Data entries:
____________
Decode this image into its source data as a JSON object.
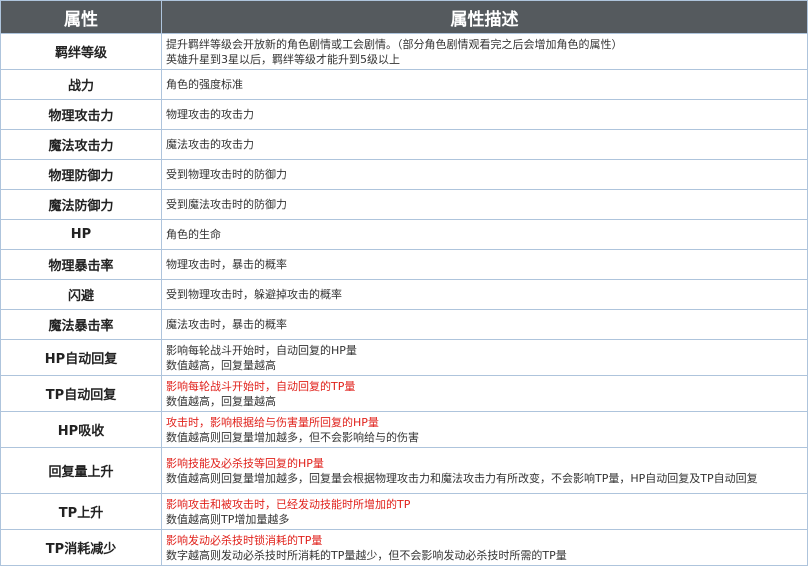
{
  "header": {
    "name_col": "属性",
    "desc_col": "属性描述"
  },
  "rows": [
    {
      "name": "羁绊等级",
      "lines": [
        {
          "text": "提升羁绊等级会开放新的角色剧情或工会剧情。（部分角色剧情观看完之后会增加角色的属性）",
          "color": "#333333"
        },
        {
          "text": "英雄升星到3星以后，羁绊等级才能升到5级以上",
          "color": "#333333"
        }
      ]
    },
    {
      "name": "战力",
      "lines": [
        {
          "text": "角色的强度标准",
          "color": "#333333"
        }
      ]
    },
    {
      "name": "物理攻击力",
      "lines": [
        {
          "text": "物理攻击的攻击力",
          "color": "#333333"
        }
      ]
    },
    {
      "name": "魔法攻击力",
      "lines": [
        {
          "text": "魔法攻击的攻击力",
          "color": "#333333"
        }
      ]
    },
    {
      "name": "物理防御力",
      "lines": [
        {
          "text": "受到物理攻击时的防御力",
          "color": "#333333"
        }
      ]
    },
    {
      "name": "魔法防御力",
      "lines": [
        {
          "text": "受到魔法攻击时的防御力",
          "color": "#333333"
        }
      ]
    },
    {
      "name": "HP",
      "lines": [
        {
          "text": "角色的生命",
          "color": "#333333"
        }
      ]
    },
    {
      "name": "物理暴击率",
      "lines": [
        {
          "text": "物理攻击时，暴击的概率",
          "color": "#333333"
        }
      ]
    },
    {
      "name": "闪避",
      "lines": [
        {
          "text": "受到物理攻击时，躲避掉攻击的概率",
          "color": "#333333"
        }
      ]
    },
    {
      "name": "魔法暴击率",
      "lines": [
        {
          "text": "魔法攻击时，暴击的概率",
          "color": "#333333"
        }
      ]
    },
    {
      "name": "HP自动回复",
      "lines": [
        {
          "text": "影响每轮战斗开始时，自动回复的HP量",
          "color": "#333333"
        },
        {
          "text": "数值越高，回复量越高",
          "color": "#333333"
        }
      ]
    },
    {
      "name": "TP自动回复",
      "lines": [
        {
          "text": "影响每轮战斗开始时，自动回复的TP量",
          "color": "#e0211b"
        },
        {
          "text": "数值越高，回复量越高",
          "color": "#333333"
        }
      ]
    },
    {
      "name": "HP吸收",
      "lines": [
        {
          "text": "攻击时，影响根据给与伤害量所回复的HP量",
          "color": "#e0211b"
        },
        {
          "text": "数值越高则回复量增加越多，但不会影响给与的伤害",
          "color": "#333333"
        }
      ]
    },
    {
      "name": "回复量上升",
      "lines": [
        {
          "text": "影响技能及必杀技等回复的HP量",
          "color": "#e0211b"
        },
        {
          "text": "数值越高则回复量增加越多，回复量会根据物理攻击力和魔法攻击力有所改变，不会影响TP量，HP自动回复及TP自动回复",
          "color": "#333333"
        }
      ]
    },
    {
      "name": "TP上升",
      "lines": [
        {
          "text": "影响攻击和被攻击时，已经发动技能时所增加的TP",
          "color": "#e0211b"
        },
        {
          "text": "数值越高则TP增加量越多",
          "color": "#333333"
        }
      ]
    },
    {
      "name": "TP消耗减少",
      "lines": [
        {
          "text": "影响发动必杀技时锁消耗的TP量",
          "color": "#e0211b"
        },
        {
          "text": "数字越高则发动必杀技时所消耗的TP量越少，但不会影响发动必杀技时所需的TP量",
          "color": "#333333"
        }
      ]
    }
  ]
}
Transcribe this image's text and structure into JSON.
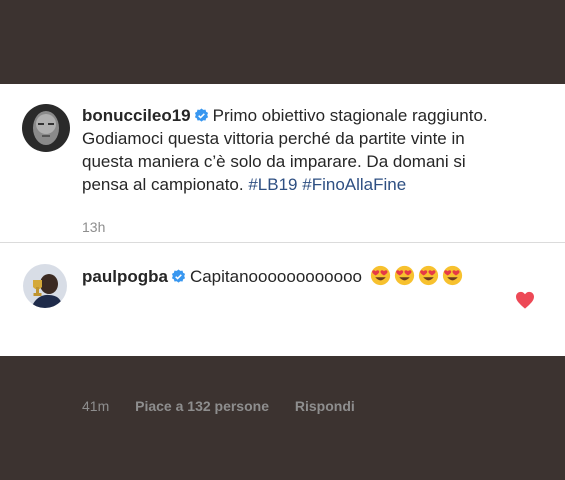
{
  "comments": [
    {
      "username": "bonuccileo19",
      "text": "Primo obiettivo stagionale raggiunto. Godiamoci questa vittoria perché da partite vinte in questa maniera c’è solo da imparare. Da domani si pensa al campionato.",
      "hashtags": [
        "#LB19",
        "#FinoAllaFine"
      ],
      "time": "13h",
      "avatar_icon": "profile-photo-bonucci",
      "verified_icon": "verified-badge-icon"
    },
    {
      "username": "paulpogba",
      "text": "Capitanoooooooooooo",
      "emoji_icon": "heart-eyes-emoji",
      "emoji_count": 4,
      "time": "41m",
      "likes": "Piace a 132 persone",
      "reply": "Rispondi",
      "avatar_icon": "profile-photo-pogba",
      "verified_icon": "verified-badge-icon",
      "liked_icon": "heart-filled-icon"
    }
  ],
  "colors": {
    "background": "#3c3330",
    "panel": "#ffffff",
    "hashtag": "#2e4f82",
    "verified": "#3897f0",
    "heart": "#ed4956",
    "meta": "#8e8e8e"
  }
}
____________
• DESCRIPTION OF THE TASK:
Output all of the entries verbatim, leaving out any images.

• FINISHED TASK:
Decode this image into its source data as a JSON object.
{
  "header": {
    "name_col": "属性",
    "desc_col": "属性描述"
  },
  "rows": [
    {
      "name": "羁绊等级",
      "lines": [
        {
          "text": "提升羁绊等级会开放新的角色剧情或工会剧情。（部分角色剧情观看完之后会增加角色的属性）",
          "color": "#333333"
        },
        {
          "text": "英雄升星到3星以后，羁绊等级才能升到5级以上",
          "color": "#333333"
        }
      ]
    },
    {
      "name": "战力",
      "lines": [
        {
          "text": "角色的强度标准",
          "color": "#333333"
        }
      ]
    },
    {
      "name": "物理攻击力",
      "lines": [
        {
          "text": "物理攻击的攻击力",
          "color": "#333333"
        }
      ]
    },
    {
      "name": "魔法攻击力",
      "lines": [
        {
          "text": "魔法攻击的攻击力",
          "color": "#333333"
        }
      ]
    },
    {
      "name": "物理防御力",
      "lines": [
        {
          "text": "受到物理攻击时的防御力",
          "color": "#333333"
        }
      ]
    },
    {
      "name": "魔法防御力",
      "lines": [
        {
          "text": "受到魔法攻击时的防御力",
          "color": "#333333"
        }
      ]
    },
    {
      "name": "HP",
      "lines": [
        {
          "text": "角色的生命",
          "color": "#333333"
        }
      ]
    },
    {
      "name": "物理暴击率",
      "lines": [
        {
          "text": "物理攻击时，暴击的概率",
          "color": "#333333"
        }
      ]
    },
    {
      "name": "闪避",
      "lines": [
        {
          "text": "受到物理攻击时，躲避掉攻击的概率",
          "color": "#333333"
        }
      ]
    },
    {
      "name": "魔法暴击率",
      "lines": [
        {
          "text": "魔法攻击时，暴击的概率",
          "color": "#333333"
        }
      ]
    },
    {
      "name": "HP自动回复",
      "lines": [
        {
          "text": "影响每轮战斗开始时，自动回复的HP量",
          "color": "#333333"
        },
        {
          "text": "数值越高，回复量越高",
          "color": "#333333"
        }
      ]
    },
    {
      "name": "TP自动回复",
      "lines": [
        {
          "text": "影响每轮战斗开始时，自动回复的TP量",
          "color": "#e0211b"
        },
        {
          "text": "数值越高，回复量越高",
          "color": "#333333"
        }
      ]
    },
    {
      "name": "HP吸收",
      "lines": [
        {
          "text": "攻击时，影响根据给与伤害量所回复的HP量",
          "color": "#e0211b"
        },
        {
          "text": "数值越高则回复量增加越多，但不会影响给与的伤害",
          "color": "#333333"
        }
      ]
    },
    {
      "name": "回复量上升",
      "lines": [
        {
          "text": "影响技能及必杀技等回复的HP量",
          "color": "#e0211b"
        },
        {
          "text": "数值越高则回复量增加越多，回复量会根据物理攻击力和魔法攻击力有所改变，不会影响TP量，HP自动回复及TP自动回复",
          "color": "#333333"
        }
      ]
    },
    {
      "name": "TP上升",
      "lines": [
        {
          "text": "影响攻击和被攻击时，已经发动技能时所增加的TP",
          "color": "#e0211b"
        },
        {
          "text": "数值越高则TP增加量越多",
          "color": "#333333"
        }
      ]
    },
    {
      "name": "TP消耗减少",
      "lines": [
        {
          "text": "影响发动必杀技时锁消耗的TP量",
          "color": "#e0211b"
        },
        {
          "text": "数字越高则发动必杀技时所消耗的TP量越少，但不会影响发动必杀技时所需的TP量",
          "color": "#333333"
        }
      ]
    }
  ]
}
Transcribe this image's text and structure into JSON.
{
  "comments": [
    {
      "username": "bonuccileo19",
      "text": "Primo obiettivo stagionale raggiunto. Godiamoci questa vittoria perché da partite vinte in questa maniera c’è solo da imparare. Da domani si pensa al campionato.",
      "hashtags": [
        "#LB19",
        "#FinoAllaFine"
      ],
      "time": "13h",
      "avatar_icon": "profile-photo-bonucci",
      "verified_icon": "verified-badge-icon"
    },
    {
      "username": "paulpogba",
      "text": "Capitanoooooooooooo",
      "emoji_icon": "heart-eyes-emoji",
      "emoji_count": 4,
      "time": "41m",
      "likes": "Piace a 132 persone",
      "reply": "Rispondi",
      "avatar_icon": "profile-photo-pogba",
      "verified_icon": "verified-badge-icon",
      "liked_icon": "heart-filled-icon"
    }
  ],
  "colors": {
    "background": "#3c3330",
    "panel": "#ffffff",
    "hashtag": "#2e4f82",
    "verified": "#3897f0",
    "heart": "#ed4956",
    "meta": "#8e8e8e"
  }
}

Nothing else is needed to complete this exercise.